• **Given exercise**: Below are some records. Pull every line that contains the word "Mayaguez".

• **Records**:

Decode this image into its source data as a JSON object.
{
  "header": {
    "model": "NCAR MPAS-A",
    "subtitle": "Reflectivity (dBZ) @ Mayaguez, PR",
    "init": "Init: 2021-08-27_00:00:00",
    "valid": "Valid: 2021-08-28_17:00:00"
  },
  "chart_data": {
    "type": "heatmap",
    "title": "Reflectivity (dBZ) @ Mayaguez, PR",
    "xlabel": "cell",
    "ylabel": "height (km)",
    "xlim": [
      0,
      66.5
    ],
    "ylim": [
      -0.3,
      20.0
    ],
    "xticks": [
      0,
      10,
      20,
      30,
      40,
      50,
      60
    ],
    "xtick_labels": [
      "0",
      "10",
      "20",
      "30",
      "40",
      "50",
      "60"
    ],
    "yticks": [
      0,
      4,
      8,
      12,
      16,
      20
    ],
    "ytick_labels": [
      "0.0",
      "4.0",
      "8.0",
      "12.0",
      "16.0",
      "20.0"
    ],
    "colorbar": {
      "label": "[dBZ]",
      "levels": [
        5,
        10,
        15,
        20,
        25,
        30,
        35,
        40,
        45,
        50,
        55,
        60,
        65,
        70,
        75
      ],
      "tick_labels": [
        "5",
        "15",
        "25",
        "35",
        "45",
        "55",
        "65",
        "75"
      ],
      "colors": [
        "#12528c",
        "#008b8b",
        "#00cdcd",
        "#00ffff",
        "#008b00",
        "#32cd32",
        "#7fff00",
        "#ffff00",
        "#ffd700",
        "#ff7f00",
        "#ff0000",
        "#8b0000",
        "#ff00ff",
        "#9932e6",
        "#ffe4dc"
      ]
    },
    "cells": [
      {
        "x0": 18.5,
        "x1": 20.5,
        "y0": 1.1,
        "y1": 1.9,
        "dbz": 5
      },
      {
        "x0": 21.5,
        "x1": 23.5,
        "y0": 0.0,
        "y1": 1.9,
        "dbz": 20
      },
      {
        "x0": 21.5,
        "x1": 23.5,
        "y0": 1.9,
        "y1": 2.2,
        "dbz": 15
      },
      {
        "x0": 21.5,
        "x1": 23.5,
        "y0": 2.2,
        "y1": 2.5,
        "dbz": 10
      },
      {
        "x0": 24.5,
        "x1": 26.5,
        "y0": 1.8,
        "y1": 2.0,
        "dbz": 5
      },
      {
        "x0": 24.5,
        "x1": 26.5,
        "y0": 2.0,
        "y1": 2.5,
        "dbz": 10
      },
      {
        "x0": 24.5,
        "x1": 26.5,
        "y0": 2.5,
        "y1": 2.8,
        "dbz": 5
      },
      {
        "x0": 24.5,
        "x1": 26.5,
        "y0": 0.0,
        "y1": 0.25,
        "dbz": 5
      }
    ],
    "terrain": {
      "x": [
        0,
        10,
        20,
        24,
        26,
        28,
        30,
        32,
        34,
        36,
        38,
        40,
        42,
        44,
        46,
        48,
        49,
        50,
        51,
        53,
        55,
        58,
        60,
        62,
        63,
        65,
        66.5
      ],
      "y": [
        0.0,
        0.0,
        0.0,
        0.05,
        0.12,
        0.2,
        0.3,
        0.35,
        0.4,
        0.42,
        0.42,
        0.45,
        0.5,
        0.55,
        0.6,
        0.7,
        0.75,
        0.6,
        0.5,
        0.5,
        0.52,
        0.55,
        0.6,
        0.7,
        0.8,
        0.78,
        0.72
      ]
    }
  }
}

• **Final answer**:
    "subtitle": "Reflectivity (dBZ) @ Mayaguez, PR",
    "title": "Reflectivity (dBZ) @ Mayaguez, PR",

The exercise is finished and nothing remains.